> **Document section**:
****************************************

Amazon's secret project tracking fertility collapses
The ability to conceive, which is in both men and women, is called 'fertility.' It turns out that a top-secret Amazon project to develop a device to monitor fertility and assist in infertility treatment at home has collapsed.
Amazon shuts down secret project to develop fertility tracker
According to CNBC, Amazon had been working on a fertility monitoring device and smartphone app for the past four years as part of a project called 'Encore.' However, in October 2024, the project team was ordered to disband and the team members were laid off.
Originally, Encore was a project that started when Amazon acquired a startup called BluDiagnostics, sources said. The startup was working on developing a device that would allow women to track their own fertility by testing their saliva at home to measure the important hormones estradiol and progesterone. After Amazon acquired the company, it continued to develop its own saliva collection device, and also developed an app that records data such as menstrual symptoms and sexual activity to improve the accuracy of pregnancy.

****************************************

> **Entries shown**:
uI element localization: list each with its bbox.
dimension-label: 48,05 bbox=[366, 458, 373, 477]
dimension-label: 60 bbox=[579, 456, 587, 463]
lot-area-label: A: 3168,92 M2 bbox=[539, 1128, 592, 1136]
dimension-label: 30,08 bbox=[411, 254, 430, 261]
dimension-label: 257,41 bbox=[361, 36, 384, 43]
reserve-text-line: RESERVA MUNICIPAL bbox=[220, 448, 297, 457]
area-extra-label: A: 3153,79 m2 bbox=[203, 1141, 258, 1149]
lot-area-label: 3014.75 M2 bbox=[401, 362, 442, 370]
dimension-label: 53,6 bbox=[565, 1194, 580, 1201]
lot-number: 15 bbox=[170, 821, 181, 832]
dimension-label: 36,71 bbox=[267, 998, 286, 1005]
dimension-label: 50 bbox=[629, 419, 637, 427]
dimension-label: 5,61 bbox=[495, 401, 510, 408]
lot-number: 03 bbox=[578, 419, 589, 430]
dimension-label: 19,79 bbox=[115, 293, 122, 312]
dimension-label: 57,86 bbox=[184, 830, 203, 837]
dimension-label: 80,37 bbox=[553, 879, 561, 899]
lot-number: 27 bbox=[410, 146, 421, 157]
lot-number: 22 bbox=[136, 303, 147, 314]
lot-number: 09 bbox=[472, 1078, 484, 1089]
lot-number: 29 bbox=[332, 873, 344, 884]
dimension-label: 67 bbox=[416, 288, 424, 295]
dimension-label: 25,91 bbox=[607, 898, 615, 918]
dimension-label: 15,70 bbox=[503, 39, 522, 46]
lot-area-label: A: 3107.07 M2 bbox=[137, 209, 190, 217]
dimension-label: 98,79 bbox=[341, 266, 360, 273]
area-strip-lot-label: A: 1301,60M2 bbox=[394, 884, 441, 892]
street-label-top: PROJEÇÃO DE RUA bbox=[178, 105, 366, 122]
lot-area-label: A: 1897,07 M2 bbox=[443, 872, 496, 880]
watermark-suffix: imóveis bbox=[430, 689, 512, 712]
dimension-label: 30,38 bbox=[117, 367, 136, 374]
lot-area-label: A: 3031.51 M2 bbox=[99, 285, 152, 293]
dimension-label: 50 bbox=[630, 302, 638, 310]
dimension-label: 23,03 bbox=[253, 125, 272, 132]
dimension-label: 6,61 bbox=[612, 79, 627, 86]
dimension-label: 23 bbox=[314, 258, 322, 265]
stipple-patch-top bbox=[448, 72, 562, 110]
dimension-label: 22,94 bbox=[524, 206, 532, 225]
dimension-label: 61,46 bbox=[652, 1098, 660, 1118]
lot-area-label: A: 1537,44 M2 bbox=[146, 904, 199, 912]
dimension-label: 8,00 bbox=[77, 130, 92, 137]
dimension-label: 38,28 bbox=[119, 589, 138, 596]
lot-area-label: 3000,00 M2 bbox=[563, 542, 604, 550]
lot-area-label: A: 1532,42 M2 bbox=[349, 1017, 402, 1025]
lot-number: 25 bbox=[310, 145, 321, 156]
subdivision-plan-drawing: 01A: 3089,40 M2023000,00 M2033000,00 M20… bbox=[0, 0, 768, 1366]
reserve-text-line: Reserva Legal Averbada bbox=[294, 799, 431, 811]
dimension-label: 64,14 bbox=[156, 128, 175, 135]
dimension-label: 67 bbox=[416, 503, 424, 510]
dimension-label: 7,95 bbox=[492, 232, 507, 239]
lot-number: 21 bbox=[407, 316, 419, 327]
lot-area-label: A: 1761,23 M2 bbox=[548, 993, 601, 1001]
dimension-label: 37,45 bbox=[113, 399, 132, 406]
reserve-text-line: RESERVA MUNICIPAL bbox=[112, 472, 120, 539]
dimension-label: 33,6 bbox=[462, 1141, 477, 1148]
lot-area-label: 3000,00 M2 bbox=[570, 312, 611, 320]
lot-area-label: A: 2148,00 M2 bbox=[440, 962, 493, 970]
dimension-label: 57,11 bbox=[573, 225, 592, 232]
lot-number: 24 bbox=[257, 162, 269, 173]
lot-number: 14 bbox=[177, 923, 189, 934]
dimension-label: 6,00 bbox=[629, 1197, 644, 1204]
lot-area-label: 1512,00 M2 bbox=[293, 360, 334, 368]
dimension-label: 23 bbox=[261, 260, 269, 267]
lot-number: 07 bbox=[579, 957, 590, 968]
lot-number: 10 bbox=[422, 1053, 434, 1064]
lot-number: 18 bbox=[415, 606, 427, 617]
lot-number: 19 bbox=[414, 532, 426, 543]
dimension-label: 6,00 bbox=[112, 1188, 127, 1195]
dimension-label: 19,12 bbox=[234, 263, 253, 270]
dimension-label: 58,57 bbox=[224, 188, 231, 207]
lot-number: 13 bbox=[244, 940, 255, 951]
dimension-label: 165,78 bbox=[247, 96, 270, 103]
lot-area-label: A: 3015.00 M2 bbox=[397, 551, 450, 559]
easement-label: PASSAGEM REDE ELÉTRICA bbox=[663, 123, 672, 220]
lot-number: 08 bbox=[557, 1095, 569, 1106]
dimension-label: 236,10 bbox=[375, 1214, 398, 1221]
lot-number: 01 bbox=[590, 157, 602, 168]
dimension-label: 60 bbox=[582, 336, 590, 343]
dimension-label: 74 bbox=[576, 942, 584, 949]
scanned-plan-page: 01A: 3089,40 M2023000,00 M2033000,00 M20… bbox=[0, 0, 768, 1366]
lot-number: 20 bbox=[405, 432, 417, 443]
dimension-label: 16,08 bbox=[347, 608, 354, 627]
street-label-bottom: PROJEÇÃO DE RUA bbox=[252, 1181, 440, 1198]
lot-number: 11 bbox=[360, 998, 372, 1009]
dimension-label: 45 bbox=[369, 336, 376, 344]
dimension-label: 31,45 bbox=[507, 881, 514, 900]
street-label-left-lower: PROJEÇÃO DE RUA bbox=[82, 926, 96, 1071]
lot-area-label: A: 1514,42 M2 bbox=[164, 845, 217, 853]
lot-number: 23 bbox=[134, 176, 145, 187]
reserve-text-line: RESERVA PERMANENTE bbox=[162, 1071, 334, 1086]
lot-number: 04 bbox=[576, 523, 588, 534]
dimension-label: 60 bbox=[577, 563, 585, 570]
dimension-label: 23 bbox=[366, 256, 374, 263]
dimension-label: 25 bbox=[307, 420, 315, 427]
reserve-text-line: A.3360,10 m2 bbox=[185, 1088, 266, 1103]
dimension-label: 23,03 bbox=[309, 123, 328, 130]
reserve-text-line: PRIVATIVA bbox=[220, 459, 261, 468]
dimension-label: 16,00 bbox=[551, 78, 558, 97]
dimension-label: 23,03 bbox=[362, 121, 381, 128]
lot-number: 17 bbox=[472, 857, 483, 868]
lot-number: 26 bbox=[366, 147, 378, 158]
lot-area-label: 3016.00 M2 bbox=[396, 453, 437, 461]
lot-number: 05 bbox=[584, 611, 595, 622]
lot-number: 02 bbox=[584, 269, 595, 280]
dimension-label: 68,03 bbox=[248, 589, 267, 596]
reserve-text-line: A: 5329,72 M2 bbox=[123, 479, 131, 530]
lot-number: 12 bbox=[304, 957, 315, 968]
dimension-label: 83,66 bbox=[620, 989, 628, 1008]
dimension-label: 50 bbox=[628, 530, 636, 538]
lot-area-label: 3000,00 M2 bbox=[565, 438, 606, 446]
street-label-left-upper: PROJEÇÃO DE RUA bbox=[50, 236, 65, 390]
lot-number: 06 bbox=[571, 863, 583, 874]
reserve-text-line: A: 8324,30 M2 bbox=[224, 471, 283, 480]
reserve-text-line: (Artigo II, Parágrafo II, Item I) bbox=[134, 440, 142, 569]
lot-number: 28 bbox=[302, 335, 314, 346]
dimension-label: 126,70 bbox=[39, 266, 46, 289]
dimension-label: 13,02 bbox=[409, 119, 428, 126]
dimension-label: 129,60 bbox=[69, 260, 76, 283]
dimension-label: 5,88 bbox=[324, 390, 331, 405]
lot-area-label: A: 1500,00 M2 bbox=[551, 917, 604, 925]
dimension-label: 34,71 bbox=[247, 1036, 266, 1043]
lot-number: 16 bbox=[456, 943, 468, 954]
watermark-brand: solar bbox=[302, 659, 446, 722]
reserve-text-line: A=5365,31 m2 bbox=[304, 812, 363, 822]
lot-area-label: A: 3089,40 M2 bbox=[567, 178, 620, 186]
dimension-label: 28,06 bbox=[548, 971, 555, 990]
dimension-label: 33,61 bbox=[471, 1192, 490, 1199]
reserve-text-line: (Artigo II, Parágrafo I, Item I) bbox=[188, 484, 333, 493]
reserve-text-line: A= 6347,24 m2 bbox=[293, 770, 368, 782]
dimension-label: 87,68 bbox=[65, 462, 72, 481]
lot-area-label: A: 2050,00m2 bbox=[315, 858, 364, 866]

****************************************

> **Work order 1**:
Duplicate the passage of the article on Amazon's fertility project from "Originally, Encore was" up to and including "accuracy of pregnancy.".
> **Work order 2**:
Answer these questions using the article on Amazon's fertility project:
(a) What was the name of the project?
(b) In what month and year was the project team ordered to disband?
(c) Which two hormones was the saliva test meant to measure?
> **Work order 3**:
Take the article on Amazon's fertility project further, continuing from its final sentence.
The lines above were taken from a separate source and are unrelated to the article.

> **Answer section 1**:
Originally, Encore was a project that started when Amazon acquired a startup called BluDiagnostics, sources said. The startup was working on developing a device that would allow women to track their own fertility by testing their saliva at home to measure the important hormones estradiol and progesterone. After Amazon acquired the company, it continued to develop its own saliva collection device, and also developed an app that records data such as menstrual symptoms and sexual activity to improve the accuracy of pregnancy.

> **Answer section 2**:
(a) Encore
(b) October 2024
(c) Estradiol and progesterone

> **Answer section 3**:
In 2014, Jeff Bezos, founder and CEO of Amazon at the time, launched a plan called the Grand Challenge to fix risky internal projects that were uncertain whether they would ever see the light of day. The Grand Challenge was a way to focus on development even if it meant wasting funds along the way, and it is said that this led to the successful development of the Alexa-enabled glasses 'Echo Frames.' Encore was one of the projects that was the subject of the Grand Challenge.
Other Grand Challenge projects included the remote medical service ' Amazon Care ,' a video chat device for children, a virtual tour service, and an augmented reality headset for meetings, but all of these have been canceled. At the time of writing, only one project remains, which according to a person involved is 'focused on medical technology.'
Amazon spokesperson Margaret Callahan confirmed the existence of Encore and the layoffs, saying about 100 employees would be leaving the project. 'We regularly review our operations, and after a recent review, we have decided to discontinue the Encore project within the Grand Challenge,' Callahan said.